(Dataset entries on figures)
%%

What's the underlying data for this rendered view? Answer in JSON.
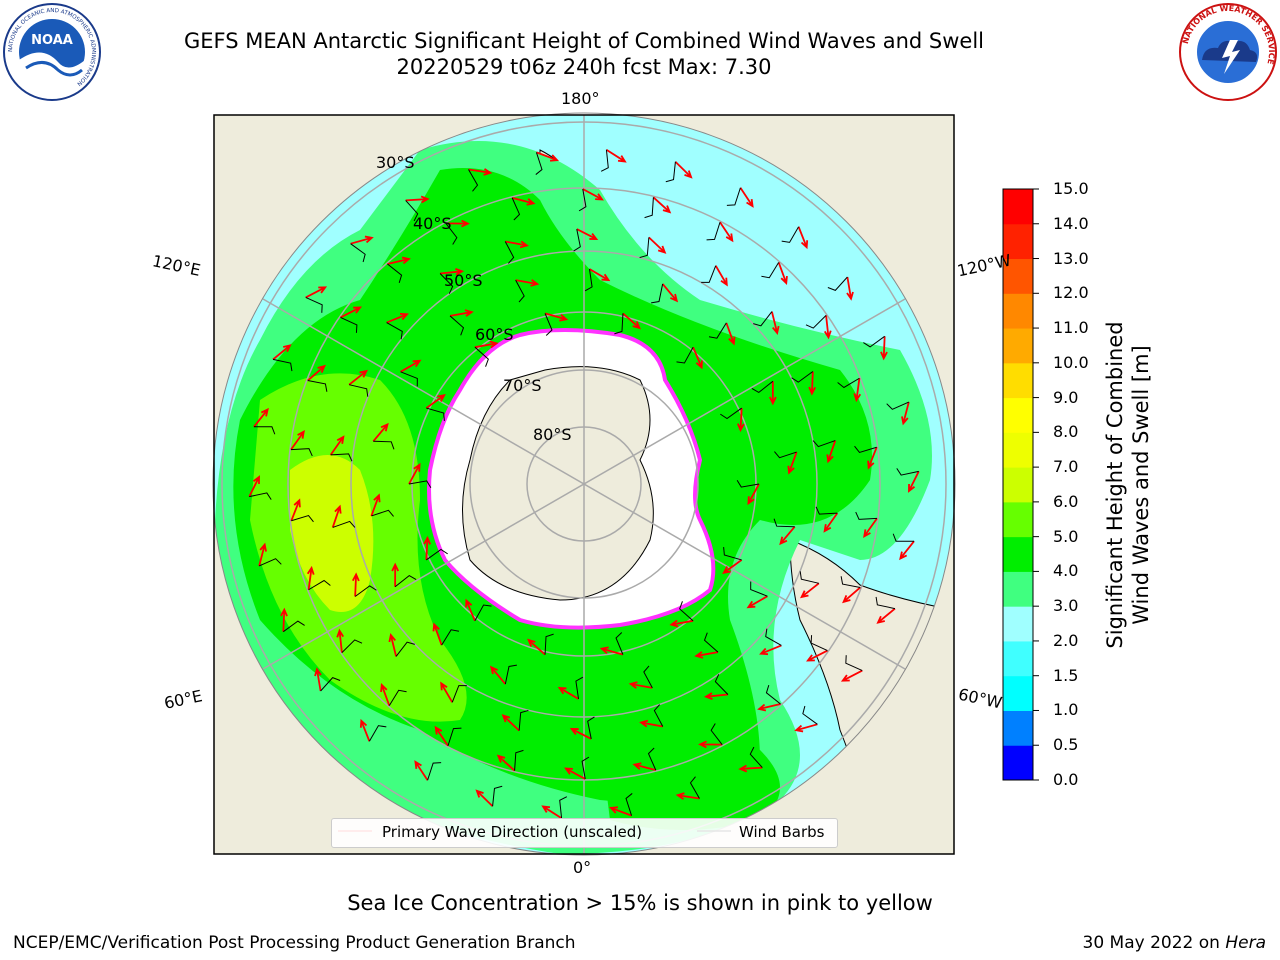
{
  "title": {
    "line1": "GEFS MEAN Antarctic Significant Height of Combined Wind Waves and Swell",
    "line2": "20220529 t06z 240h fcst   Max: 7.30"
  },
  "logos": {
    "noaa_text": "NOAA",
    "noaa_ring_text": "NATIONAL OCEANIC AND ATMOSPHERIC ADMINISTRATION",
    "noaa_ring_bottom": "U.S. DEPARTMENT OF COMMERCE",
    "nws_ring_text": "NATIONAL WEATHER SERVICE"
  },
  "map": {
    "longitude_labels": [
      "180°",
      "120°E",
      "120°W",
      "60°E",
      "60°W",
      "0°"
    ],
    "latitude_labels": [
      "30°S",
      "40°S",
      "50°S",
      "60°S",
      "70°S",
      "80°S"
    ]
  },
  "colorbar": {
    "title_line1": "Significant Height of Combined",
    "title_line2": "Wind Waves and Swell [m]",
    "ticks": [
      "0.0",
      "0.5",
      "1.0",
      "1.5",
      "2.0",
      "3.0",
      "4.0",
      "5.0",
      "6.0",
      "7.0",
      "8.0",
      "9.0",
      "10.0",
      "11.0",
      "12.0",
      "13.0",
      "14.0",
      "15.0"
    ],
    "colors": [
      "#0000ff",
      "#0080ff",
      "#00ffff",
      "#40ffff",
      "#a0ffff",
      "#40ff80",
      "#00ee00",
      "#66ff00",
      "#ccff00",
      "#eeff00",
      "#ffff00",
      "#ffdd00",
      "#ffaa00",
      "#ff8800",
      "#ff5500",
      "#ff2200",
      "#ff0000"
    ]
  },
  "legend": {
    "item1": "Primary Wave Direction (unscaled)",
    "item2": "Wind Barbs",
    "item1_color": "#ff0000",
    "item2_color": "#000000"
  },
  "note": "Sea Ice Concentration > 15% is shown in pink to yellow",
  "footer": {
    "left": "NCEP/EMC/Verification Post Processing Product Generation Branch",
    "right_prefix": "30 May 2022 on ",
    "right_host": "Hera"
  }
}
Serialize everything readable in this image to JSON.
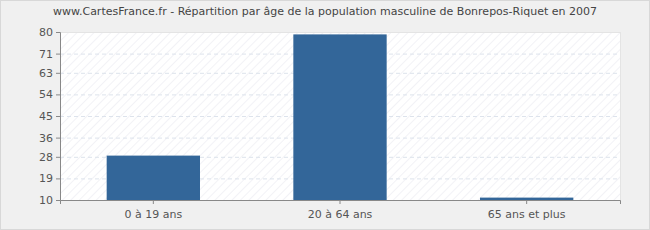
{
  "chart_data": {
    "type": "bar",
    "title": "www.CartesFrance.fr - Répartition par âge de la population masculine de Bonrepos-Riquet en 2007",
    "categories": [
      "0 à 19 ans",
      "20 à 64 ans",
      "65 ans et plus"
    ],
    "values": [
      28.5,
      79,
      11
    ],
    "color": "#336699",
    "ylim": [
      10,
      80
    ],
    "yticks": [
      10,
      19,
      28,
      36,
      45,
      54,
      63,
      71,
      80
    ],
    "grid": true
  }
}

%%

Tell how many lines of the data include the word "this", and nothing else.

**Exercise output**
2